SUPPLIED TEXT START

My Signal experience: ex gf in college asks what app I’m using to text. Tell her it’s Signal, E2EE, messages are only stored on her phone and nobody else can read them. She says cool and downloads the app. Four months later her phone breaks.
“Hey subjectsigma I got my new phone today. Where are all my messages?”
“… Do you have your old phone? That’s the only place they are.”
“No? Last time I got a new phone WhatsApp moved my messages over, and WA is E2EE so I thought it worked the same way.”
“Nope if you don’t have a backup or your old phone they’re gone. Sorry.”
“This is bullshit. Why does anyone use Signal. I can’t believe it deleted all my messages. I’m uninstalling it. Etc etc.”
It only works for WhatsApp if you have Backup to Google activated[1]. I once tried to work with backuped files from my old phone and it didn't work. (Older tutorials indicated that it once worked, though.)
[1] There was a time WhatsApp had a nag-screen if you hadn't Backup to Google activated. So I guess most people would have eventually caved.
That nag-screen is still there, it pops up roughly every three months for me (though not on my primary phone, Whatsapp won't get anywhere near that one).
I don’t understand why people need old messages so badly. If they disappeared it would be fine with me. I set my iPhone messages to auto delete after a few months to save space and it works fine. A text is ephemeral, if I need to save something I use email.
I thought they recorded the metadata - who talks to who and when. (For the uninitiated, that is as valuable or more valuable than the message contents.)
It isn't a viewpoint. It's a fact. I'm using signal for almost a decade now and only managed to get a dozen or so people to use it in any capacity. Most keep using whatsapp as their primary method of communication anyway.
Maybe you should? It might help improve your reading comprehension. The person you're responding to said that most normal people don't care enough to switch to a vastly less popular app, which is obviously true.

SUPPLIED TEXT END
INFORMATION GIVEN START

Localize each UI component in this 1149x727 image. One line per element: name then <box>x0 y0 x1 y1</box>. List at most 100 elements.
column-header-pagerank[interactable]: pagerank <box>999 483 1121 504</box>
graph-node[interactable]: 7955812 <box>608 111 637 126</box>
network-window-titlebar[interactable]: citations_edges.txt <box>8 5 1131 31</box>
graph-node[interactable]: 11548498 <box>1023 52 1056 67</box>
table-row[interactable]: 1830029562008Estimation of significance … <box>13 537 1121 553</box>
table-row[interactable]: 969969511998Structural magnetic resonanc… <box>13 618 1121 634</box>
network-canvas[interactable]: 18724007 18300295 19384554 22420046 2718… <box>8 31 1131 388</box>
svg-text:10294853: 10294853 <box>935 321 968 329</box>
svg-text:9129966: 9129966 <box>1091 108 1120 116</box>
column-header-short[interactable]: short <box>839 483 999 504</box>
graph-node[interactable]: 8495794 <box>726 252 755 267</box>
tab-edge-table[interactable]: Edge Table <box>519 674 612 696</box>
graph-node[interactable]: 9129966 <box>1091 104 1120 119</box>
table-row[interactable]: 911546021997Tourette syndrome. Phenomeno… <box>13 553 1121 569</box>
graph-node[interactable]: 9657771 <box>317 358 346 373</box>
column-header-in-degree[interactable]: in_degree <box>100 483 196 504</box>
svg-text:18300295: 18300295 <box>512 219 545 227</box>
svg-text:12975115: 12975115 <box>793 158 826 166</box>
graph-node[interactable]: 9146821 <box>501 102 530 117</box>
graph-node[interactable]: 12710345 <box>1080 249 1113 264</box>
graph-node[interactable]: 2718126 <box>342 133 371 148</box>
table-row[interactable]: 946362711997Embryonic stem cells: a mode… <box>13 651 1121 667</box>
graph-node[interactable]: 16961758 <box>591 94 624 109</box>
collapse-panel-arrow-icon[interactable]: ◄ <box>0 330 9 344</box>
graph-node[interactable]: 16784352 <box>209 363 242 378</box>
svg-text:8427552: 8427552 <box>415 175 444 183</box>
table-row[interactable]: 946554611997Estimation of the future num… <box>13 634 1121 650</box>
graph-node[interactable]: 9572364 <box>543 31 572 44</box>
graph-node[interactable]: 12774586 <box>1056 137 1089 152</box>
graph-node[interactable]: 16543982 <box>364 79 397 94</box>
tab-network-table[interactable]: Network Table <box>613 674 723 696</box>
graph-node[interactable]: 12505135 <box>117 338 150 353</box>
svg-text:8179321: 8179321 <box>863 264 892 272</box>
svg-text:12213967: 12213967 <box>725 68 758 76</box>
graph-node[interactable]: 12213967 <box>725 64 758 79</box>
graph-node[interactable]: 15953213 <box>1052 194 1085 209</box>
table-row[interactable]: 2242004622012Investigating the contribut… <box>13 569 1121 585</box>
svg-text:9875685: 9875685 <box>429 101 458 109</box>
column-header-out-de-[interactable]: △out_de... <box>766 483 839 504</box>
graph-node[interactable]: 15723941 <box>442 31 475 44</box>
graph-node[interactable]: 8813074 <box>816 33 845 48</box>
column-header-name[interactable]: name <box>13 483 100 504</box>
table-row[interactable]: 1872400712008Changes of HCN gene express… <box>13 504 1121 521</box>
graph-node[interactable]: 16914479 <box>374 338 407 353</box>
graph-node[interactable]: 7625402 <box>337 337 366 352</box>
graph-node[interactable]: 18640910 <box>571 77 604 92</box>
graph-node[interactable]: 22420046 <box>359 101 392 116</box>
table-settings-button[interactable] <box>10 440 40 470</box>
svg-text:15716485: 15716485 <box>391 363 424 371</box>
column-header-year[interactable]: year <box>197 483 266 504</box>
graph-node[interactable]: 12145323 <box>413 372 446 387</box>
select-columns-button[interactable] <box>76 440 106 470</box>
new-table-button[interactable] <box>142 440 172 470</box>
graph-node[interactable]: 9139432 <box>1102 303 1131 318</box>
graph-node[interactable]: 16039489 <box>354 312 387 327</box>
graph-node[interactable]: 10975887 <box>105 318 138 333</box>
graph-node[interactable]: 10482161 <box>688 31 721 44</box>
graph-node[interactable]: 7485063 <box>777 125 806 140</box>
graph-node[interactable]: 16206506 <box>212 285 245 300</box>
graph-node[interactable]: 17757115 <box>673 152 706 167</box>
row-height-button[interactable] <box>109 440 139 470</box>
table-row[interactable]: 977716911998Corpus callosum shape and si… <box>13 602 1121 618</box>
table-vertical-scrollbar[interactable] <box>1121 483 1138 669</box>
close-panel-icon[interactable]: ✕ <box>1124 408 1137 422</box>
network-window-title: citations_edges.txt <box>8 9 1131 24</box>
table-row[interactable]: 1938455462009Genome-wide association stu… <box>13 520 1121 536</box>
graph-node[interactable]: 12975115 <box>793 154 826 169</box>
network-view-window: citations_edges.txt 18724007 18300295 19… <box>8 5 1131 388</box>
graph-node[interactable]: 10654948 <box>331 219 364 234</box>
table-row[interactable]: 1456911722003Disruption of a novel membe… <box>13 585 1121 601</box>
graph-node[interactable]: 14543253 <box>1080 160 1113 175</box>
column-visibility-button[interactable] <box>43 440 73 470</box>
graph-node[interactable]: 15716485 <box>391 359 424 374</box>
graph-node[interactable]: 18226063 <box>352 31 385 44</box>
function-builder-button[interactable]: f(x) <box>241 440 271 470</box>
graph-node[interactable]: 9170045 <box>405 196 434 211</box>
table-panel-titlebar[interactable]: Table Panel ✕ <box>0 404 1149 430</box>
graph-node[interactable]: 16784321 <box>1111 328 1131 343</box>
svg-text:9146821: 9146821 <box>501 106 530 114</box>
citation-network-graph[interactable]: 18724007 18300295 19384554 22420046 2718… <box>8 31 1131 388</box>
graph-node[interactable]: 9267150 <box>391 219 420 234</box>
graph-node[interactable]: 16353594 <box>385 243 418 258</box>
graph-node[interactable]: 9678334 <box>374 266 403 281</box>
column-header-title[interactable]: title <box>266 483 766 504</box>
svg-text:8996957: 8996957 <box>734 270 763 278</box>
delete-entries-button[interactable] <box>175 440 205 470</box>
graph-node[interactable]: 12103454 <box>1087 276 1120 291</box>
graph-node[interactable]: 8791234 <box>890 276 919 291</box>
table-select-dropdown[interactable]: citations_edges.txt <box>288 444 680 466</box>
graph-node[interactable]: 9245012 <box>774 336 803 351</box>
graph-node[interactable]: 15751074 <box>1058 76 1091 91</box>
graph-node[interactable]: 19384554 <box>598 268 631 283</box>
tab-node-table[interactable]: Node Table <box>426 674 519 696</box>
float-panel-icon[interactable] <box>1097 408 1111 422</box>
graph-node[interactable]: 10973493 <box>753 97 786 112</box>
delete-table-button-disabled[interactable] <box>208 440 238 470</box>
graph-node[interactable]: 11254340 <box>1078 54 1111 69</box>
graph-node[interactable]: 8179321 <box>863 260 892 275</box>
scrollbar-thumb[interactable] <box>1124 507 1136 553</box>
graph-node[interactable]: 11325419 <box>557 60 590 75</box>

INFORMATION GIVEN END

WHAT TO WORK ON
**A)** In the Signal discussion, shorten the paragraph that begins "I don’t understand why people need old messages so badly" and keep its main facts.
**B)** Reproduce the part of the Signal discussion that opens with the words containing "I don’t understand" and closes with "I use email.".

ANSWERS FOR THIS EXERCISE
**A)** The writer doesn't see why people care so much about old messages and wouldn't mind losing them. Their iPhone messages are set to auto-delete after a few months to save space, which works fine. To them, texts are ephemeral, and they use email for anything worth saving.

**B)**
I don’t understand why people need old messages so badly. If they disappeared it would be fine with me. I set my iPhone messages to auto delete after a few months to save space and it works fine. A text is ephemeral, if I need to save something I use email.